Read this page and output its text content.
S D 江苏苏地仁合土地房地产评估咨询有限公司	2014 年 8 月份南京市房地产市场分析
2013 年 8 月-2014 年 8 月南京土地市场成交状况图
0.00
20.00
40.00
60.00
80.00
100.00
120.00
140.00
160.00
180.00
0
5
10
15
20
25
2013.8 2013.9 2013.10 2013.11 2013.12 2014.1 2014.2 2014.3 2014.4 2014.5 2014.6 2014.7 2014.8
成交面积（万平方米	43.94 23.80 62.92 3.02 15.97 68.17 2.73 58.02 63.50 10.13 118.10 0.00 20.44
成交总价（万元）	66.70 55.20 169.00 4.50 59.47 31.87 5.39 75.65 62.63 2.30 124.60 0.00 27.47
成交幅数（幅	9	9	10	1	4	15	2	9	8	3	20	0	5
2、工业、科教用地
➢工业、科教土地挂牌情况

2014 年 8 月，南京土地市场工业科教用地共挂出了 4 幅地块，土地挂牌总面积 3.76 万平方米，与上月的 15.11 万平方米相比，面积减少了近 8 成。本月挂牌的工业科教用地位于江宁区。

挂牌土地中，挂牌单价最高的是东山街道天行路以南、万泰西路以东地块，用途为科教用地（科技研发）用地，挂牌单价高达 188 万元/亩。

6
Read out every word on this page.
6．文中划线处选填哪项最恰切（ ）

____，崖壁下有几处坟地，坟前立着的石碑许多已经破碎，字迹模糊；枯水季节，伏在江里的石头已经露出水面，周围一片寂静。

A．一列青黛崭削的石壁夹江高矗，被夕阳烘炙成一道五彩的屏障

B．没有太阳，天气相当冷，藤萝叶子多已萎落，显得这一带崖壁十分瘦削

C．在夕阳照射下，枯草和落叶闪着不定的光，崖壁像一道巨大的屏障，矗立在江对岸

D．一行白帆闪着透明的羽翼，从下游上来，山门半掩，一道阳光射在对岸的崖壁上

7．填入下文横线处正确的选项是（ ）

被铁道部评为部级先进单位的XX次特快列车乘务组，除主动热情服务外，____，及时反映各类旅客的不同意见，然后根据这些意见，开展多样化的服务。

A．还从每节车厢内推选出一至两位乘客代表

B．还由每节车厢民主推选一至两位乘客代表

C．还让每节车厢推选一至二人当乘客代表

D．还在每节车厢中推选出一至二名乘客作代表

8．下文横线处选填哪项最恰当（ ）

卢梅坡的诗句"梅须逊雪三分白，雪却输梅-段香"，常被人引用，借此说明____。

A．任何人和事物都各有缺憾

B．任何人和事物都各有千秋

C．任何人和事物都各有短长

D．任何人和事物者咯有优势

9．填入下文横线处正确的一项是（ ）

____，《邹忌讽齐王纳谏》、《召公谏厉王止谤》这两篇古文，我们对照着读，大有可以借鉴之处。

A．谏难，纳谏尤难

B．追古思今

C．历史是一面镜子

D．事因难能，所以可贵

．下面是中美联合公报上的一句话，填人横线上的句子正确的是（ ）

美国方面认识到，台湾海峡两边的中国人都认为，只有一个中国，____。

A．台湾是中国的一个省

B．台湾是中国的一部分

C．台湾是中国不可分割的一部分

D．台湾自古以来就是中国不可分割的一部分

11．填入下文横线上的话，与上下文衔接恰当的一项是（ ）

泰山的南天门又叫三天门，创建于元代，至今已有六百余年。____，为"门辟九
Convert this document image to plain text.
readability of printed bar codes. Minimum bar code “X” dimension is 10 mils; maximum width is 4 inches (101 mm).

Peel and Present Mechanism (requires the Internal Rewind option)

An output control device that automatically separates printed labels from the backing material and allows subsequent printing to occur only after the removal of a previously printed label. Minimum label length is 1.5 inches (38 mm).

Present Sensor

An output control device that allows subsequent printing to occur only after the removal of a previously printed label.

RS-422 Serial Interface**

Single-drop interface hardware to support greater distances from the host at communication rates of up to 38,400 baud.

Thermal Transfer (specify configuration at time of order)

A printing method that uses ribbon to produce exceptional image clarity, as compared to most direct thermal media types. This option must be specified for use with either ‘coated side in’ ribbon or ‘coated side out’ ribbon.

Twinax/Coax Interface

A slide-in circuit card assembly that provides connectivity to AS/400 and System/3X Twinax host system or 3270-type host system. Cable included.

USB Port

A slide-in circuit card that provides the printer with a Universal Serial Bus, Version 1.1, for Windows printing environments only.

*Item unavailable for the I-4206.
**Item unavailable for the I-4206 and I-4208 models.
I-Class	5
* * * * * * * * *
_What you need to do_: Your task is to print the whole listing again exactly.

_Complete output_:
Read this page and output its text content.
S D 江苏苏地仁合土地房地产评估咨询有限公司	2014 年 8 月份南京市房地产市场分析
2013 年 8 月-2014 年 8 月南京土地市场成交状况图
0.00
20.00
40.00
60.00
80.00
100.00
120.00
140.00
160.00
180.00
0
5
10
15
20
25
2013.8 2013.9 2013.10 2013.11 2013.12 2014.1 2014.2 2014.3 2014.4 2014.5 2014.6 2014.7 2014.8
成交面积（万平方米	43.94 23.80 62.92 3.02 15.97 68.17 2.73 58.02 63.50 10.13 118.10 0.00 20.44
成交总价（万元）	66.70 55.20 169.00 4.50 59.47 31.87 5.39 75.65 62.63 2.30 124.60 0.00 27.47
成交幅数（幅	9	9	10	1	4	15	2	9	8	3	20	0	5
2、工业、科教用地
➢工业、科教土地挂牌情况

2014 年 8 月，南京土地市场工业科教用地共挂出了 4 幅地块，土地挂牌总面积 3.76 万平方米，与上月的 15.11 万平方米相比，面积减少了近 8 成。本月挂牌的工业科教用地位于江宁区。

挂牌土地中，挂牌单价最高的是东山街道天行路以南、万泰西路以东地块，用途为科教用地（科技研发）用地，挂牌单价高达 188 万元/亩。

6
Read out every word on this page.
6．文中划线处选填哪项最恰切（ ）

____，崖壁下有几处坟地，坟前立着的石碑许多已经破碎，字迹模糊；枯水季节，伏在江里的石头已经露出水面，周围一片寂静。

A．一列青黛崭削的石壁夹江高矗，被夕阳烘炙成一道五彩的屏障

B．没有太阳，天气相当冷，藤萝叶子多已萎落，显得这一带崖壁十分瘦削

C．在夕阳照射下，枯草和落叶闪着不定的光，崖壁像一道巨大的屏障，矗立在江对岸

D．一行白帆闪着透明的羽翼，从下游上来，山门半掩，一道阳光射在对岸的崖壁上

7．填入下文横线处正确的选项是（ ）

被铁道部评为部级先进单位的XX次特快列车乘务组，除主动热情服务外，____，及时反映各类旅客的不同意见，然后根据这些意见，开展多样化的服务。

A．还从每节车厢内推选出一至两位乘客代表

B．还由每节车厢民主推选一至两位乘客代表

C．还让每节车厢推选一至二人当乘客代表

D．还在每节车厢中推选出一至二名乘客作代表

8．下文横线处选填哪项最恰当（ ）

卢梅坡的诗句"梅须逊雪三分白，雪却输梅-段香"，常被人引用，借此说明____。

A．任何人和事物都各有缺憾

B．任何人和事物都各有千秋

C．任何人和事物都各有短长

D．任何人和事物者咯有优势

9．填入下文横线处正确的一项是（ ）

____，《邹忌讽齐王纳谏》、《召公谏厉王止谤》这两篇古文，我们对照着读，大有可以借鉴之处。

A．谏难，纳谏尤难

B．追古思今

C．历史是一面镜子

D．事因难能，所以可贵

．下面是中美联合公报上的一句话，填人横线上的句子正确的是（ ）

美国方面认识到，台湾海峡两边的中国人都认为，只有一个中国，____。

A．台湾是中国的一个省

B．台湾是中国的一部分

C．台湾是中国不可分割的一部分

D．台湾自古以来就是中国不可分割的一部分

11．填入下文横线上的话，与上下文衔接恰当的一项是（ ）

泰山的南天门又叫三天门，创建于元代，至今已有六百余年。____，为"门辟九
Convert this document image to plain text.
readability of printed bar codes. Minimum bar code “X” dimension is 10 mils; maximum width is 4 inches (101 mm).

Peel and Present Mechanism (requires the Internal Rewind option)

An output control device that automatically separates printed labels from the backing material and allows subsequent printing to occur only after the removal of a previously printed label. Minimum label length is 1.5 inches (38 mm).

Present Sensor

An output control device that allows subsequent printing to occur only after the removal of a previously printed label.

RS-422 Serial Interface**

Single-drop interface hardware to support greater distances from the host at communication rates of up to 38,400 baud.

Thermal Transfer (specify configuration at time of order)

A printing method that uses ribbon to produce exceptional image clarity, as compared to most direct thermal media types. This option must be specified for use with either ‘coated side in’ ribbon or ‘coated side out’ ribbon.

Twinax/Coax Interface

A slide-in circuit card assembly that provides connectivity to AS/400 and System/3X Twinax host system or 3270-type host system. Cable included.

USB Port

A slide-in circuit card that provides the printer with a Universal Serial Bus, Version 1.1, for Windows printing environments only.

*Item unavailable for the I-4206.
**Item unavailable for the I-4206 and I-4208 models.
I-Class	5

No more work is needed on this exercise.